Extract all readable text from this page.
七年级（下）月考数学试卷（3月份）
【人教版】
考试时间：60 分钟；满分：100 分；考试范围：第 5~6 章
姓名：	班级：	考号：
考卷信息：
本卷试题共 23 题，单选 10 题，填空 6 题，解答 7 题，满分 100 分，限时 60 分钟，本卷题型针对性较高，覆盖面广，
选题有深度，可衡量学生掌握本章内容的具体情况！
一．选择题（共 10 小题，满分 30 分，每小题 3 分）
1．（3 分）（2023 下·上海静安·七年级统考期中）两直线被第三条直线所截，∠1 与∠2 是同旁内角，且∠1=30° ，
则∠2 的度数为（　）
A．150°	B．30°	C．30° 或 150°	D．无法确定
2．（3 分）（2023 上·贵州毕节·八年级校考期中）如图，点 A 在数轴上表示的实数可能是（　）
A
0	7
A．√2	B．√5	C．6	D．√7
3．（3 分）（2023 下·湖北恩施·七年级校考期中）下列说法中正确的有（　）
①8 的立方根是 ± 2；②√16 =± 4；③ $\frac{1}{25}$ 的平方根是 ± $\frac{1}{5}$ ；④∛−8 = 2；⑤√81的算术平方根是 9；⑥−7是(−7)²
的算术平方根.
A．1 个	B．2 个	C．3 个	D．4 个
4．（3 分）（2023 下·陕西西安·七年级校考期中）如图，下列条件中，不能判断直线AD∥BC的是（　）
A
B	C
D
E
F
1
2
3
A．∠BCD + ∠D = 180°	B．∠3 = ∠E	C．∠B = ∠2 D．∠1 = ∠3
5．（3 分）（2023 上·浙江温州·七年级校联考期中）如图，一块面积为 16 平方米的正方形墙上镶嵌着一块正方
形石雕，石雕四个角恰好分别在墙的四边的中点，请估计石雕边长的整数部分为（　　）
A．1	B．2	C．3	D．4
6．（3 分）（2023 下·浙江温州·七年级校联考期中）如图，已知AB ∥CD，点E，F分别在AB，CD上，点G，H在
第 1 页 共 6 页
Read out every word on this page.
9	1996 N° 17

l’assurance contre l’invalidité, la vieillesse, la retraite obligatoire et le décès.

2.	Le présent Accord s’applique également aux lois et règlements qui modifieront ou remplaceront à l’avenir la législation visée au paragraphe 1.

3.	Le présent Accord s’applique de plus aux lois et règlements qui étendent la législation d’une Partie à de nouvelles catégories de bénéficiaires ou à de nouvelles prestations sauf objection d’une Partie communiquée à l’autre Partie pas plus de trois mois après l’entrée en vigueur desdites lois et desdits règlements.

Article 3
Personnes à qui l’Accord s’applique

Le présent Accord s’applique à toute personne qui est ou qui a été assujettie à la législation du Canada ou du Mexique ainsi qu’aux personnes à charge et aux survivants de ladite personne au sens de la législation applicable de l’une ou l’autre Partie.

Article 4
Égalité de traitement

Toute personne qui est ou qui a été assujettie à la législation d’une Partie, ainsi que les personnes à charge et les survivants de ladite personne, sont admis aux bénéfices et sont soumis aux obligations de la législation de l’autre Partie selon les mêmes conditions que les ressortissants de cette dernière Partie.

• WHAT YOU NEED TO DO: Quote the whole listing above, leaving nothing out.

• EXPECTED OUTPUT:
Extract all readable text from this page.
七年级（下）月考数学试卷（3月份）
【人教版】
考试时间：60 分钟；满分：100 分；考试范围：第 5~6 章
姓名：	班级：	考号：
考卷信息：
本卷试题共 23 题，单选 10 题，填空 6 题，解答 7 题，满分 100 分，限时 60 分钟，本卷题型针对性较高，覆盖面广，
选题有深度，可衡量学生掌握本章内容的具体情况！
一．选择题（共 10 小题，满分 30 分，每小题 3 分）
1．（3 分）（2023 下·上海静安·七年级统考期中）两直线被第三条直线所截，∠1 与∠2 是同旁内角，且∠1=30° ，
则∠2 的度数为（　）
A．150°	B．30°	C．30° 或 150°	D．无法确定
2．（3 分）（2023 上·贵州毕节·八年级校考期中）如图，点 A 在数轴上表示的实数可能是（　）
A
0	7
A．√2	B．√5	C．6	D．√7
3．（3 分）（2023 下·湖北恩施·七年级校考期中）下列说法中正确的有（　）
①8 的立方根是 ± 2；②√16 =± 4；③ $\frac{1}{25}$ 的平方根是 ± $\frac{1}{5}$ ；④∛−8 = 2；⑤√81的算术平方根是 9；⑥−7是(−7)²
的算术平方根.
A．1 个	B．2 个	C．3 个	D．4 个
4．（3 分）（2023 下·陕西西安·七年级校考期中）如图，下列条件中，不能判断直线AD∥BC的是（　）
A
B	C
D
E
F
1
2
3
A．∠BCD + ∠D = 180°	B．∠3 = ∠E	C．∠B = ∠2 D．∠1 = ∠3
5．（3 分）（2023 上·浙江温州·七年级校联考期中）如图，一块面积为 16 平方米的正方形墙上镶嵌着一块正方
形石雕，石雕四个角恰好分别在墙的四边的中点，请估计石雕边长的整数部分为（　　）
A．1	B．2	C．3	D．4
6．（3 分）（2023 下·浙江温州·七年级校联考期中）如图，已知AB ∥CD，点E，F分别在AB，CD上，点G，H在
第 1 页 共 6 页
Read out every word on this page.
9	1996 N° 17

l’assurance contre l’invalidité, la vieillesse, la retraite obligatoire et le décès.

2.	Le présent Accord s’applique également aux lois et règlements qui modifieront ou remplaceront à l’avenir la législation visée au paragraphe 1.

3.	Le présent Accord s’applique de plus aux lois et règlements qui étendent la législation d’une Partie à de nouvelles catégories de bénéficiaires ou à de nouvelles prestations sauf objection d’une Partie communiquée à l’autre Partie pas plus de trois mois après l’entrée en vigueur desdites lois et desdits règlements.

Article 3
Personnes à qui l’Accord s’applique

Le présent Accord s’applique à toute personne qui est ou qui a été assujettie à la législation du Canada ou du Mexique ainsi qu’aux personnes à charge et aux survivants de ladite personne au sens de la législation applicable de l’une ou l’autre Partie.

Article 4
Égalité de traitement

Toute personne qui est ou qui a été assujettie à la législation d’une Partie, ainsi que les personnes à charge et les survivants de ladite personne, sont admis aux bénéfices et sont soumis aux obligations de la législation de l’autre Partie selon les mêmes conditions que les ressortissants de cette dernière Partie.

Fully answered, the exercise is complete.